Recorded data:
## BEGIN
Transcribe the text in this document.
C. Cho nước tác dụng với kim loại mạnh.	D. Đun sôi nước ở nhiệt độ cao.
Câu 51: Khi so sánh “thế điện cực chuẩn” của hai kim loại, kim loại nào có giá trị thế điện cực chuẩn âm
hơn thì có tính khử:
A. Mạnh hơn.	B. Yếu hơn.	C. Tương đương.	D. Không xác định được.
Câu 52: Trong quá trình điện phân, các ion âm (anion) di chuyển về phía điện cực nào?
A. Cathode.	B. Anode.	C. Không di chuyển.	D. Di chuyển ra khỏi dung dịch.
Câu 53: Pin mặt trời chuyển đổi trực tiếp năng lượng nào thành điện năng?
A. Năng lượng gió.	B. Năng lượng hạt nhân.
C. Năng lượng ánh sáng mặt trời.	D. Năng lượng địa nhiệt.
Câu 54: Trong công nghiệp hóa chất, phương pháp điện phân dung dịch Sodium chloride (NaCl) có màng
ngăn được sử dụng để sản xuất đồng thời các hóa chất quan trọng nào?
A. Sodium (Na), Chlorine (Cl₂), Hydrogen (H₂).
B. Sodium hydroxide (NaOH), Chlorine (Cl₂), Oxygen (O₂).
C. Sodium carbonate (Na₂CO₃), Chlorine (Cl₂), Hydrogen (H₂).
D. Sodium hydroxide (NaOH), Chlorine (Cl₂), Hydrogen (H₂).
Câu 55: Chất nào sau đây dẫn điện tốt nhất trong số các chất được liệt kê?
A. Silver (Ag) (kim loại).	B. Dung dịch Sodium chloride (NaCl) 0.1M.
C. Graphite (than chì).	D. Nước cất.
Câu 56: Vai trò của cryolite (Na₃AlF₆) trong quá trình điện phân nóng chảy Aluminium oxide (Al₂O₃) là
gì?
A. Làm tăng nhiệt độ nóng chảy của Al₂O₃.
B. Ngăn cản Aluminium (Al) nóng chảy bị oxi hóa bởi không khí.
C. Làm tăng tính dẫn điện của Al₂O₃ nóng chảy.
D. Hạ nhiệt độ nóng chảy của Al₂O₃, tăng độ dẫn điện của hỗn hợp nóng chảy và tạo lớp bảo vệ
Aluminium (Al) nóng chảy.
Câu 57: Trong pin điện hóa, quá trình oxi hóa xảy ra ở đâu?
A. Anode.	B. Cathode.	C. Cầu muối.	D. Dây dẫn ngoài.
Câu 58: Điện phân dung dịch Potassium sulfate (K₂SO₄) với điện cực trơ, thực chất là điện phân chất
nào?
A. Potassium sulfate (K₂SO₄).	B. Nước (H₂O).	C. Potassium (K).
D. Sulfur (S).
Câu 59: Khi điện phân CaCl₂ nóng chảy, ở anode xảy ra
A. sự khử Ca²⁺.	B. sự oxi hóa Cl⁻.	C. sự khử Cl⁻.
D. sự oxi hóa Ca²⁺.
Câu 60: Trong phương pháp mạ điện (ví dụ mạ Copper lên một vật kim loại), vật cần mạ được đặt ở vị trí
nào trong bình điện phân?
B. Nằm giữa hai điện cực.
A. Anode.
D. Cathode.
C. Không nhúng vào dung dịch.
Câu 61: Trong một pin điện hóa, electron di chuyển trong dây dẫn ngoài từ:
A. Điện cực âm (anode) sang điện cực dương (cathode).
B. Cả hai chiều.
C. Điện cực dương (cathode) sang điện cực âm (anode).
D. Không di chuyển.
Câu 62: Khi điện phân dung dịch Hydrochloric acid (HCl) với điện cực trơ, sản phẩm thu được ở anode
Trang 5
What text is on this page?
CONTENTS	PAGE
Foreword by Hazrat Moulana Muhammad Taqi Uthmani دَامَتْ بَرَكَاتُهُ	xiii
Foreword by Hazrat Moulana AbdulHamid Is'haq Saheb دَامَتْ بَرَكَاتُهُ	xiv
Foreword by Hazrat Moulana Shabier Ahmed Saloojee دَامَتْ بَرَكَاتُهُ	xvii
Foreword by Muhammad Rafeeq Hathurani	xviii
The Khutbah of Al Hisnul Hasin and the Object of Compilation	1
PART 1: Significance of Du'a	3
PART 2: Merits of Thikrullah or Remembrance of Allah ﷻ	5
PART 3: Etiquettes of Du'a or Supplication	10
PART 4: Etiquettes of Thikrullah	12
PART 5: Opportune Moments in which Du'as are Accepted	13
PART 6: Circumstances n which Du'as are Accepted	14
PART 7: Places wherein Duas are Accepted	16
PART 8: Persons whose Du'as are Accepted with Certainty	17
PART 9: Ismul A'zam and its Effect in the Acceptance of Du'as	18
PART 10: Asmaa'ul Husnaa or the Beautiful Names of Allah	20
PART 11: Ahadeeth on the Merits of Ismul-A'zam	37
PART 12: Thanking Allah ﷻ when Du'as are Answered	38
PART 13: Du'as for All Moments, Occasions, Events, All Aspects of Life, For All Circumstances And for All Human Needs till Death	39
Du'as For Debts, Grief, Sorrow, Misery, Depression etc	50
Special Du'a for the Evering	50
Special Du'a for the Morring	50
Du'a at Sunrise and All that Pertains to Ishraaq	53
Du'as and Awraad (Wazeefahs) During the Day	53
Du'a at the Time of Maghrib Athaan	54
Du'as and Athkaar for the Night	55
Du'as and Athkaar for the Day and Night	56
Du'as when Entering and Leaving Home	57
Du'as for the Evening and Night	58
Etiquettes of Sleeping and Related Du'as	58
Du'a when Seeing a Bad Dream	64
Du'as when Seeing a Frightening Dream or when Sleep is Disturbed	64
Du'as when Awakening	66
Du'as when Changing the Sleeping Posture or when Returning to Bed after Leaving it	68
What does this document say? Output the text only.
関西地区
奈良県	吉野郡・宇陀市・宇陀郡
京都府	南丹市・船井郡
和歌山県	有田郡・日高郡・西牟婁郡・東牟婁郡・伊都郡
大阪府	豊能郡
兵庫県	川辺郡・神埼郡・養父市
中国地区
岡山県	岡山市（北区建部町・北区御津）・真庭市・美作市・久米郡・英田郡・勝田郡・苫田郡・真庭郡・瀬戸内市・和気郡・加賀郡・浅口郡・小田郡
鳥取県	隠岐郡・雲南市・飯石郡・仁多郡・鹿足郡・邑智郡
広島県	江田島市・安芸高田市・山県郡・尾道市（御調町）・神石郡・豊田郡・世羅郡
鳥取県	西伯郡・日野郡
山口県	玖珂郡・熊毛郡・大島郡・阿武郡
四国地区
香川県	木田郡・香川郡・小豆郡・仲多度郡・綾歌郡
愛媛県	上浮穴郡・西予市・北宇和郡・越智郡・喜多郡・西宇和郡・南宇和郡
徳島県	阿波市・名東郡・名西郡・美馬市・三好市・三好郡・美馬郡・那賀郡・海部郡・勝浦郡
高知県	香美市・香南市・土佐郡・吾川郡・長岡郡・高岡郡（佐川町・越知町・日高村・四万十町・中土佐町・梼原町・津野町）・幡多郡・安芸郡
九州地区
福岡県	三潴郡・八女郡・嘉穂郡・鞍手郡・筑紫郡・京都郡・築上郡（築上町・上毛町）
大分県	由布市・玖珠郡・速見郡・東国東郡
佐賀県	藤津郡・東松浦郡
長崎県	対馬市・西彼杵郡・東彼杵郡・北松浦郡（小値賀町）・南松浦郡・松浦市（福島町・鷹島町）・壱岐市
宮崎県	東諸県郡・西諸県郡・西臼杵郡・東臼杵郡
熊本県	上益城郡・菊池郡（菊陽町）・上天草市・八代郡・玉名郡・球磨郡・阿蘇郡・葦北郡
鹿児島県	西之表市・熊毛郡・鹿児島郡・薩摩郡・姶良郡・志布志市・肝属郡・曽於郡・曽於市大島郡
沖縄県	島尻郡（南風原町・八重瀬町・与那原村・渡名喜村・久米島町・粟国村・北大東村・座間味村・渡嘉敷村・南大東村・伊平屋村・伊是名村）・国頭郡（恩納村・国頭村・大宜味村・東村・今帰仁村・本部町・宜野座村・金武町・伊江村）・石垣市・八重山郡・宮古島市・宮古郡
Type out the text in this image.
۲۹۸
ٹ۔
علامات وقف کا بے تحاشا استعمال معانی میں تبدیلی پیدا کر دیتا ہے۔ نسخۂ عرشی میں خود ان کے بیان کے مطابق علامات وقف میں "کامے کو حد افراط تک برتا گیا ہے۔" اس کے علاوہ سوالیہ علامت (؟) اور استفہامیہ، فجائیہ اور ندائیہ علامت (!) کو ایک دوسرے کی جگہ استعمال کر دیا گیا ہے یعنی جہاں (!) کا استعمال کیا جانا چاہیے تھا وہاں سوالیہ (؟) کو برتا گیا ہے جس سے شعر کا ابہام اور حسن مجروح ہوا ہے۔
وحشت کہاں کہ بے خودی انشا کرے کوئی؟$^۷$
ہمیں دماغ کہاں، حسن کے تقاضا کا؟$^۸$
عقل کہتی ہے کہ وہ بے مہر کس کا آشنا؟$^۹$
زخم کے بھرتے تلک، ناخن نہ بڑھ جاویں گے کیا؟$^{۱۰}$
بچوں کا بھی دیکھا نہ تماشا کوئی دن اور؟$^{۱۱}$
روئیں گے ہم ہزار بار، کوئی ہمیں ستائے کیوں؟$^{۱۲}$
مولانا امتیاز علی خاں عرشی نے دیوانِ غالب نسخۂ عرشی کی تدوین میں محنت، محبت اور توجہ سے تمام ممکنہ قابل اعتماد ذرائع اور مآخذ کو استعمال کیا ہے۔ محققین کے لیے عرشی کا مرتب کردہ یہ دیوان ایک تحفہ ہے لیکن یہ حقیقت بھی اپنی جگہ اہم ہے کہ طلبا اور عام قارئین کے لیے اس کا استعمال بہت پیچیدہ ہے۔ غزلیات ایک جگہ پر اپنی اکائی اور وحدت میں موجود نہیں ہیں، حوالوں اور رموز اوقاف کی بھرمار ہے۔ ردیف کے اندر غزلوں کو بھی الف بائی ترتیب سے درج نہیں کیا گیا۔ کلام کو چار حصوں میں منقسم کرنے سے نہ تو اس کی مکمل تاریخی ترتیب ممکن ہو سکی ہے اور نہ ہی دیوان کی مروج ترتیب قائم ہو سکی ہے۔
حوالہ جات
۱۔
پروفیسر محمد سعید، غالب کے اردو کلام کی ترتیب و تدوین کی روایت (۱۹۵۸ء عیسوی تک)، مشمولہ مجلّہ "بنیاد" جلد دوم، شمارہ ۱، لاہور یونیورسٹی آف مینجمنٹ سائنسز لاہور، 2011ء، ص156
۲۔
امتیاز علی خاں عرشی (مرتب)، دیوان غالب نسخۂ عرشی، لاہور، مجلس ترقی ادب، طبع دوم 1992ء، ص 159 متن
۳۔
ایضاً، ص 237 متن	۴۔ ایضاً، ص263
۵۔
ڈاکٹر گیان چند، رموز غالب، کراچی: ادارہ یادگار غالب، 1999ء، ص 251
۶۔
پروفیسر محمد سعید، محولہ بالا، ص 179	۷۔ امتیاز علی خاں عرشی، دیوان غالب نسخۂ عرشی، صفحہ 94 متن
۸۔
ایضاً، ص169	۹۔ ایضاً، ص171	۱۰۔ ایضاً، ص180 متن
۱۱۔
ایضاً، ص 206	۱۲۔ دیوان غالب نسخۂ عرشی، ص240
## END
=== TASK TO CARRY OUT ===
Which lines contain "Dream"? Copy each of them out.

=== RESULT ===
Du'a when Seeing a Bad Dream	64
Du'as when Seeing a Frightening Dream or when Sleep is Disturbed	64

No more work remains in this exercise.